**The task**
Copy every record word for word.
------------------------------------------------------------
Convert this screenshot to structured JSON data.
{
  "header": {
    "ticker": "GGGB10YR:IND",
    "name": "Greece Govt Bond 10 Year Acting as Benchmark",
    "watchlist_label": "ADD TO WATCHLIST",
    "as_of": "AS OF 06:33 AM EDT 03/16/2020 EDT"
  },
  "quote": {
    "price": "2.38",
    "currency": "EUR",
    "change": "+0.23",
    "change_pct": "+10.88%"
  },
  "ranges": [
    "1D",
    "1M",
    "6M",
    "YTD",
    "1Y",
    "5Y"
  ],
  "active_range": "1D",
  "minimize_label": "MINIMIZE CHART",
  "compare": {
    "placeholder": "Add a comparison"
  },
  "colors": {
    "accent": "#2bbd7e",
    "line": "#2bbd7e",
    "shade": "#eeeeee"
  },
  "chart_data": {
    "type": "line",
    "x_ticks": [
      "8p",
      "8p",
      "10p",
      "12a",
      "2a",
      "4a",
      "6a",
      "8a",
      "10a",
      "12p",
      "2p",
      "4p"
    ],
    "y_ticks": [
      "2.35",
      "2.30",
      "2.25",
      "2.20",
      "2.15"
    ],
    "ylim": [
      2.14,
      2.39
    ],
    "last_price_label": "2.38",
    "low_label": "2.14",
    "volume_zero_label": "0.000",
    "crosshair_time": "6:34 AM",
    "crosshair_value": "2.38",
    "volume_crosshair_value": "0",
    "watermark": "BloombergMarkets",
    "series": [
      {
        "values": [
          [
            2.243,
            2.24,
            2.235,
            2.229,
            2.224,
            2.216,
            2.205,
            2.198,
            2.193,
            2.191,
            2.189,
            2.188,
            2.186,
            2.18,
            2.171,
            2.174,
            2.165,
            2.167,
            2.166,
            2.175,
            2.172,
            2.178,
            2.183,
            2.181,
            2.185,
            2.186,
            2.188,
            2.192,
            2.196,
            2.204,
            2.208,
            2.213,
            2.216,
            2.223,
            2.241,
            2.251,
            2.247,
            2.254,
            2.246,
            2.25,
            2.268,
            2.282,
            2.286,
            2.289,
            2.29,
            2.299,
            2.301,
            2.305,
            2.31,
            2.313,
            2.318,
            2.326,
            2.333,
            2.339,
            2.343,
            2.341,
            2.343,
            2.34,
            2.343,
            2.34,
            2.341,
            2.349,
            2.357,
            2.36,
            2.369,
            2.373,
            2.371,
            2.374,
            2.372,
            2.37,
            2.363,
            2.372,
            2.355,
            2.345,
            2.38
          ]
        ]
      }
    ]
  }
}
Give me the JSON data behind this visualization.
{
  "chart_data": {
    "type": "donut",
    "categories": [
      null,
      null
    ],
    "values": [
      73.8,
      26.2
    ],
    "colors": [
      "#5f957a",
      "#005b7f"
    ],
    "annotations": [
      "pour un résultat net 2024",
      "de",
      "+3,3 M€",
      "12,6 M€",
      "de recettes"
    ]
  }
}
------------------------------------------------------------
**Solution for this exercise**
Convert this screenshot to structured JSON data.
{
  "header": {
    "ticker": "GGGB10YR:IND",
    "name": "Greece Govt Bond 10 Year Acting as Benchmark",
    "watchlist_label": "ADD TO WATCHLIST",
    "as_of": "AS OF 06:33 AM EDT 03/16/2020 EDT"
  },
  "quote": {
    "price": "2.38",
    "currency": "EUR",
    "change": "+0.23",
    "change_pct": "+10.88%"
  },
  "ranges": [
    "1D",
    "1M",
    "6M",
    "YTD",
    "1Y",
    "5Y"
  ],
  "active_range": "1D",
  "minimize_label": "MINIMIZE CHART",
  "compare": {
    "placeholder": "Add a comparison"
  },
  "colors": {
    "accent": "#2bbd7e",
    "line": "#2bbd7e",
    "shade": "#eeeeee"
  },
  "chart_data": {
    "type": "line",
    "x_ticks": [
      "8p",
      "8p",
      "10p",
      "12a",
      "2a",
      "4a",
      "6a",
      "8a",
      "10a",
      "12p",
      "2p",
      "4p"
    ],
    "y_ticks": [
      "2.35",
      "2.30",
      "2.25",
      "2.20",
      "2.15"
    ],
    "ylim": [
      2.14,
      2.39
    ],
    "last_price_label": "2.38",
    "low_label": "2.14",
    "volume_zero_label": "0.000",
    "crosshair_time": "6:34 AM",
    "crosshair_value": "2.38",
    "volume_crosshair_value": "0",
    "watermark": "BloombergMarkets",
    "series": [
      {
        "values": [
          [
            2.243,
            2.24,
            2.235,
            2.229,
            2.224,
            2.216,
            2.205,
            2.198,
            2.193,
            2.191,
            2.189,
            2.188,
            2.186,
            2.18,
            2.171,
            2.174,
            2.165,
            2.167,
            2.166,
            2.175,
            2.172,
            2.178,
            2.183,
            2.181,
            2.185,
            2.186,
            2.188,
            2.192,
            2.196,
            2.204,
            2.208,
            2.213,
            2.216,
            2.223,
            2.241,
            2.251,
            2.247,
            2.254,
            2.246,
            2.25,
            2.268,
            2.282,
            2.286,
            2.289,
            2.29,
            2.299,
            2.301,
            2.305,
            2.31,
            2.313,
            2.318,
            2.326,
            2.333,
            2.339,
            2.343,
            2.341,
            2.343,
            2.34,
            2.343,
            2.34,
            2.341,
            2.349,
            2.357,
            2.36,
            2.369,
            2.373,
            2.371,
            2.374,
            2.372,
            2.37,
            2.363,
            2.372,
            2.355,
            2.345,
            2.38
          ]
        ]
      }
    ]
  }
}
Give me the JSON data behind this visualization.
{
  "chart_data": {
    "type": "donut",
    "categories": [
      null,
      null
    ],
    "values": [
      73.8,
      26.2
    ],
    "colors": [
      "#5f957a",
      "#005b7f"
    ],
    "annotations": [
      "pour un résultat net 2024",
      "de",
      "+3,3 M€",
      "12,6 M€",
      "de recettes"
    ]
  }
}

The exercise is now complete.